• What the task requires
Here are records with pictures in them. Copy all of them exactly and leave the pictures out.

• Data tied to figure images
## begin

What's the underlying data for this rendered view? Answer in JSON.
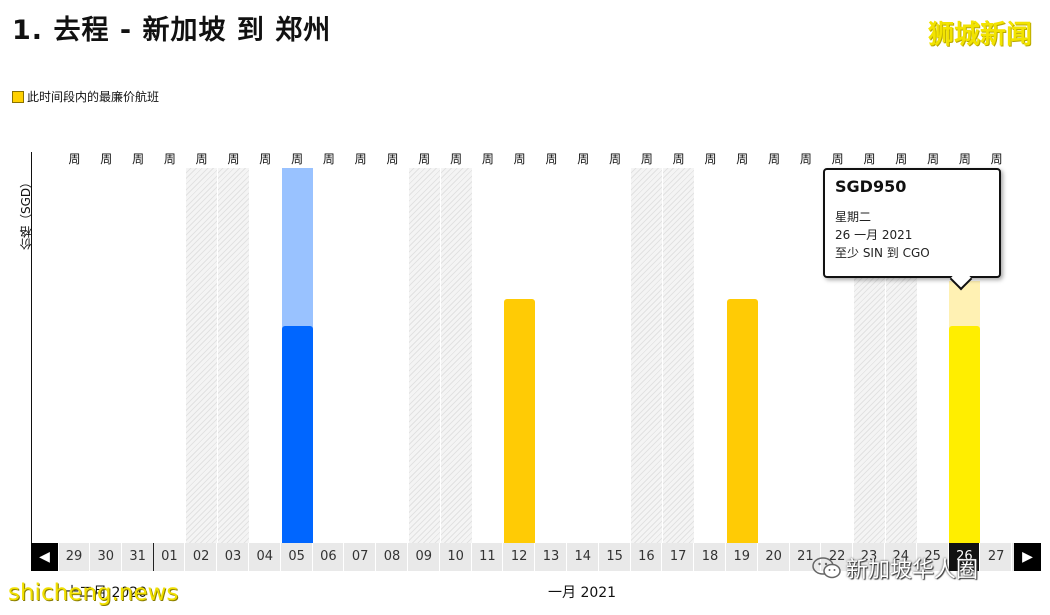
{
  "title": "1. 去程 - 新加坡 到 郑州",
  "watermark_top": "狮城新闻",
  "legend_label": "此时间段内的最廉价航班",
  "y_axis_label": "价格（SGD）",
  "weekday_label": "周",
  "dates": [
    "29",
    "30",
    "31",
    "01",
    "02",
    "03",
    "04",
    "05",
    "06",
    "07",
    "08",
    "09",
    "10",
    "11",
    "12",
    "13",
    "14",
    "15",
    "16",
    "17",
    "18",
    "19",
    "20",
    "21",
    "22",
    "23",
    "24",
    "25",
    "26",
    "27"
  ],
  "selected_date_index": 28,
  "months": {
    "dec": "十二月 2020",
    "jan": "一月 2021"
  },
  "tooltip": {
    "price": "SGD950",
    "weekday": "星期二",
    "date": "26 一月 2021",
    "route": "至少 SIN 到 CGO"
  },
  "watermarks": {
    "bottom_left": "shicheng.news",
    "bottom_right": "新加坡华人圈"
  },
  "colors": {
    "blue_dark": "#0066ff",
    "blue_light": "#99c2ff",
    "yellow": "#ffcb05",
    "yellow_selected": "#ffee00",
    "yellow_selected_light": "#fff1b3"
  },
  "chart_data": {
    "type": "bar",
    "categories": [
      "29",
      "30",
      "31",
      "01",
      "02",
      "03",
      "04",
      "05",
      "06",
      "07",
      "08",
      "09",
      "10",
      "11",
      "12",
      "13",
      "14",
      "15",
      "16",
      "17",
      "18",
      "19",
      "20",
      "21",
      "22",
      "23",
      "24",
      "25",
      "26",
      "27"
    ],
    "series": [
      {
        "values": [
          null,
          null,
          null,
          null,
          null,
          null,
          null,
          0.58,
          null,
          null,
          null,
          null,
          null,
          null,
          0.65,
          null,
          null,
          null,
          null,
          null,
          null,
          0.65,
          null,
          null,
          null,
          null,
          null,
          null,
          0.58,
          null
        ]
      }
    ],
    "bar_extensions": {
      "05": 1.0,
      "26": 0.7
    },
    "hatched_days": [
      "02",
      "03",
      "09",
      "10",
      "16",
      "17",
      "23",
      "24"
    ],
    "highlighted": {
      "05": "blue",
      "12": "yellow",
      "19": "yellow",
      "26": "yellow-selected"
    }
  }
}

## end

• Task response
What's the underlying data for this rendered view? Answer in JSON.
{
  "title": "1. 去程 - 新加坡 到 郑州",
  "watermark_top": "狮城新闻",
  "legend_label": "此时间段内的最廉价航班",
  "y_axis_label": "价格（SGD）",
  "weekday_label": "周",
  "dates": [
    "29",
    "30",
    "31",
    "01",
    "02",
    "03",
    "04",
    "05",
    "06",
    "07",
    "08",
    "09",
    "10",
    "11",
    "12",
    "13",
    "14",
    "15",
    "16",
    "17",
    "18",
    "19",
    "20",
    "21",
    "22",
    "23",
    "24",
    "25",
    "26",
    "27"
  ],
  "selected_date_index": 28,
  "months": {
    "dec": "十二月 2020",
    "jan": "一月 2021"
  },
  "tooltip": {
    "price": "SGD950",
    "weekday": "星期二",
    "date": "26 一月 2021",
    "route": "至少 SIN 到 CGO"
  },
  "watermarks": {
    "bottom_left": "shicheng.news",
    "bottom_right": "新加坡华人圈"
  },
  "colors": {
    "blue_dark": "#0066ff",
    "blue_light": "#99c2ff",
    "yellow": "#ffcb05",
    "yellow_selected": "#ffee00",
    "yellow_selected_light": "#fff1b3"
  },
  "chart_data": {
    "type": "bar",
    "categories": [
      "29",
      "30",
      "31",
      "01",
      "02",
      "03",
      "04",
      "05",
      "06",
      "07",
      "08",
      "09",
      "10",
      "11",
      "12",
      "13",
      "14",
      "15",
      "16",
      "17",
      "18",
      "19",
      "20",
      "21",
      "22",
      "23",
      "24",
      "25",
      "26",
      "27"
    ],
    "series": [
      {
        "values": [
          null,
          null,
          null,
          null,
          null,
          null,
          null,
          0.58,
          null,
          null,
          null,
          null,
          null,
          null,
          0.65,
          null,
          null,
          null,
          null,
          null,
          null,
          0.65,
          null,
          null,
          null,
          null,
          null,
          null,
          0.58,
          null
        ]
      }
    ],
    "bar_extensions": {
      "05": 1.0,
      "26": 0.7
    },
    "hatched_days": [
      "02",
      "03",
      "09",
      "10",
      "16",
      "17",
      "23",
      "24"
    ],
    "highlighted": {
      "05": "blue",
      "12": "yellow",
      "19": "yellow",
      "26": "yellow-selected"
    }
  }
}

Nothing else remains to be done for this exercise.